Keep the wording of each record exactly the same when you repeat it, and leave out pictures.

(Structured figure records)
-.-.-

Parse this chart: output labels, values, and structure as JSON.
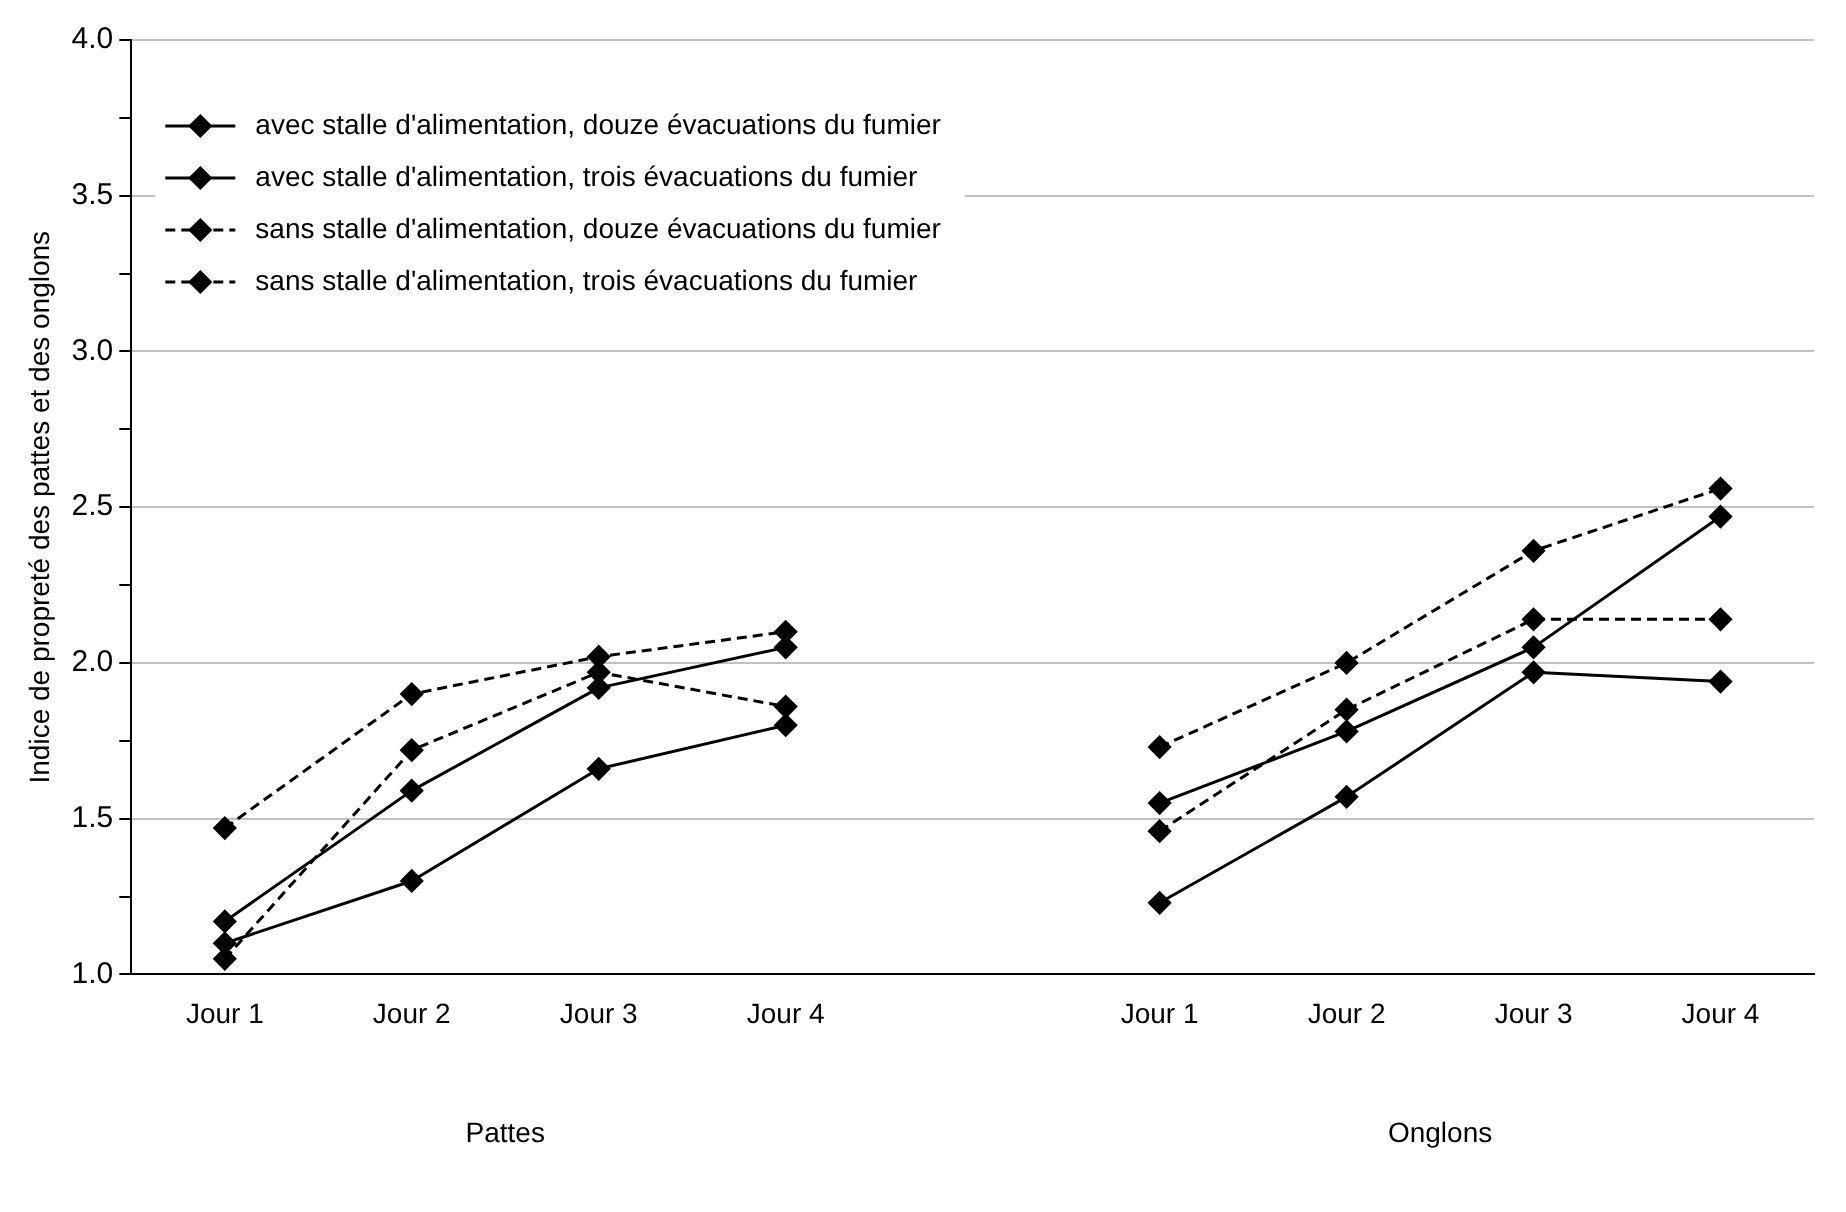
{
  "chart_data": {
    "type": "line",
    "ylabel": "Indice de propreté des pattes et des onglons",
    "categories": [
      "Jour 1",
      "Jour 2",
      "Jour 3",
      "Jour 4",
      null,
      "Jour 1",
      "Jour 2",
      "Jour 3",
      "Jour 4"
    ],
    "annotations": [
      "Pattes",
      "Onglons"
    ],
    "ylim": [
      1.0,
      4.0
    ],
    "yticks": [
      {
        "value": 1.0,
        "label": "1.0"
      },
      {
        "value": 1.25,
        "label": null
      },
      {
        "value": 1.5,
        "label": "1.5"
      },
      {
        "value": 1.75,
        "label": null
      },
      {
        "value": 2.0,
        "label": "2.0"
      },
      {
        "value": 2.25,
        "label": null
      },
      {
        "value": 2.5,
        "label": "2.5"
      },
      {
        "value": 2.75,
        "label": null
      },
      {
        "value": 3.0,
        "label": "3.0"
      },
      {
        "value": 3.25,
        "label": null
      },
      {
        "value": 3.5,
        "label": "3.5"
      },
      {
        "value": 3.75,
        "label": null
      },
      {
        "value": 4.0,
        "label": "4.0"
      }
    ],
    "grid": "y",
    "legend": "top left",
    "marker": "diamond",
    "series": [
      {
        "name": "avec stalle d'alimentation, douze évacuations du fumier",
        "color": "#000000",
        "line_style": "solid",
        "values": [
          1.1,
          1.3,
          1.66,
          1.8,
          null,
          1.23,
          1.57,
          1.97,
          1.94
        ]
      },
      {
        "name": "avec stalle d'alimentation, trois évacuations du fumier",
        "color": "#000000",
        "line_style": "solid",
        "values": [
          1.17,
          1.59,
          1.92,
          2.05,
          null,
          1.55,
          1.78,
          2.05,
          2.47
        ]
      },
      {
        "name": "sans stalle d'alimentation, douze évacuations du fumier",
        "color": "#000000",
        "line_style": "dashed",
        "values": [
          1.05,
          1.72,
          1.97,
          1.86,
          null,
          1.46,
          1.85,
          2.14,
          2.14
        ]
      },
      {
        "name": "sans stalle d'alimentation, trois évacuations du fumier",
        "color": "#000000",
        "line_style": "dashed",
        "values": [
          1.47,
          1.9,
          2.02,
          2.1,
          null,
          1.73,
          2.0,
          2.36,
          2.56
        ]
      }
    ]
  }
}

-.-.-

▶ _Answer to this exercise_:
Parse this chart: output labels, values, and structure as JSON.
{
  "chart_data": {
    "type": "line",
    "ylabel": "Indice de propreté des pattes et des onglons",
    "categories": [
      "Jour 1",
      "Jour 2",
      "Jour 3",
      "Jour 4",
      null,
      "Jour 1",
      "Jour 2",
      "Jour 3",
      "Jour 4"
    ],
    "annotations": [
      "Pattes",
      "Onglons"
    ],
    "ylim": [
      1.0,
      4.0
    ],
    "yticks": [
      {
        "value": 1.0,
        "label": "1.0"
      },
      {
        "value": 1.25,
        "label": null
      },
      {
        "value": 1.5,
        "label": "1.5"
      },
      {
        "value": 1.75,
        "label": null
      },
      {
        "value": 2.0,
        "label": "2.0"
      },
      {
        "value": 2.25,
        "label": null
      },
      {
        "value": 2.5,
        "label": "2.5"
      },
      {
        "value": 2.75,
        "label": null
      },
      {
        "value": 3.0,
        "label": "3.0"
      },
      {
        "value": 3.25,
        "label": null
      },
      {
        "value": 3.5,
        "label": "3.5"
      },
      {
        "value": 3.75,
        "label": null
      },
      {
        "value": 4.0,
        "label": "4.0"
      }
    ],
    "grid": "y",
    "legend": "top left",
    "marker": "diamond",
    "series": [
      {
        "name": "avec stalle d'alimentation, douze évacuations du fumier",
        "color": "#000000",
        "line_style": "solid",
        "values": [
          1.1,
          1.3,
          1.66,
          1.8,
          null,
          1.23,
          1.57,
          1.97,
          1.94
        ]
      },
      {
        "name": "avec stalle d'alimentation, trois évacuations du fumier",
        "color": "#000000",
        "line_style": "solid",
        "values": [
          1.17,
          1.59,
          1.92,
          2.05,
          null,
          1.55,
          1.78,
          2.05,
          2.47
        ]
      },
      {
        "name": "sans stalle d'alimentation, douze évacuations du fumier",
        "color": "#000000",
        "line_style": "dashed",
        "values": [
          1.05,
          1.72,
          1.97,
          1.86,
          null,
          1.46,
          1.85,
          2.14,
          2.14
        ]
      },
      {
        "name": "sans stalle d'alimentation, trois évacuations du fumier",
        "color": "#000000",
        "line_style": "dashed",
        "values": [
          1.47,
          1.9,
          2.02,
          2.1,
          null,
          1.73,
          2.0,
          2.36,
          2.56
        ]
      }
    ]
  }
}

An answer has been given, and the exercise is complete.